§ WHAT THE EXERCISE ASKS
Without including any pictures, write out all the entries exactly.

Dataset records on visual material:
— Start —

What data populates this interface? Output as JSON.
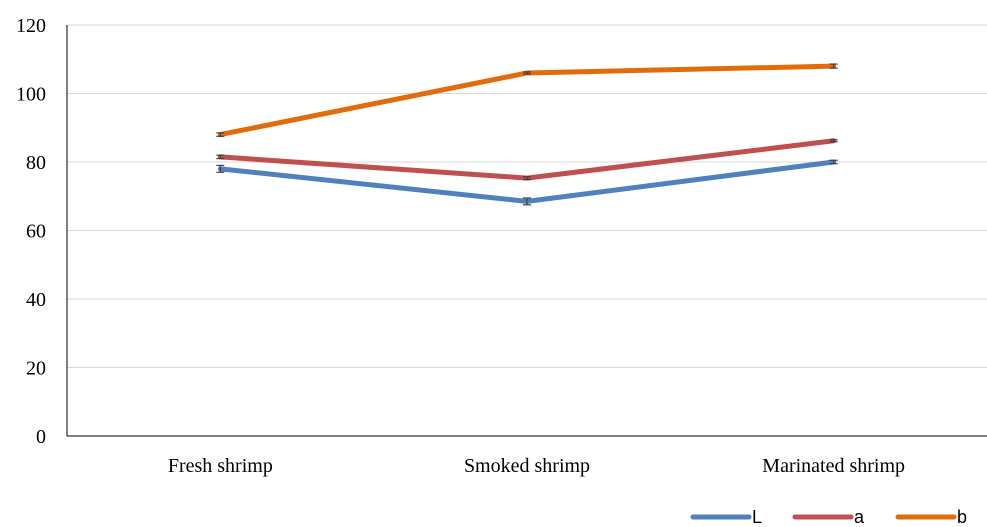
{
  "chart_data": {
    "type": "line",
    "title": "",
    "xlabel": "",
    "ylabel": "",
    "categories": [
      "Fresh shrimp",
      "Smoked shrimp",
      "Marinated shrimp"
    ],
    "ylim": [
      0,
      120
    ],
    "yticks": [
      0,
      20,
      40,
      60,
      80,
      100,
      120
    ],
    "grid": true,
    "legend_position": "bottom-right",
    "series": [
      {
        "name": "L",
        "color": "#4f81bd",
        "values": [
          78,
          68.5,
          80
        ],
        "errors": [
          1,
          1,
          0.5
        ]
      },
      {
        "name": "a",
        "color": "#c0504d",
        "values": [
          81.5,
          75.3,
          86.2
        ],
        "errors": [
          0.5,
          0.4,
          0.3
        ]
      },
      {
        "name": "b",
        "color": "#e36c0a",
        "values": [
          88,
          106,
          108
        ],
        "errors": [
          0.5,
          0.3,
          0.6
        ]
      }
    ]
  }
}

— End —

§ SOLVED PROBLEM
What data populates this interface? Output as JSON.
{
  "chart_data": {
    "type": "line",
    "title": "",
    "xlabel": "",
    "ylabel": "",
    "categories": [
      "Fresh shrimp",
      "Smoked shrimp",
      "Marinated shrimp"
    ],
    "ylim": [
      0,
      120
    ],
    "yticks": [
      0,
      20,
      40,
      60,
      80,
      100,
      120
    ],
    "grid": true,
    "legend_position": "bottom-right",
    "series": [
      {
        "name": "L",
        "color": "#4f81bd",
        "values": [
          78,
          68.5,
          80
        ],
        "errors": [
          1,
          1,
          0.5
        ]
      },
      {
        "name": "a",
        "color": "#c0504d",
        "values": [
          81.5,
          75.3,
          86.2
        ],
        "errors": [
          0.5,
          0.4,
          0.3
        ]
      },
      {
        "name": "b",
        "color": "#e36c0a",
        "values": [
          88,
          106,
          108
        ],
        "errors": [
          0.5,
          0.3,
          0.6
        ]
      }
    ]
  }
}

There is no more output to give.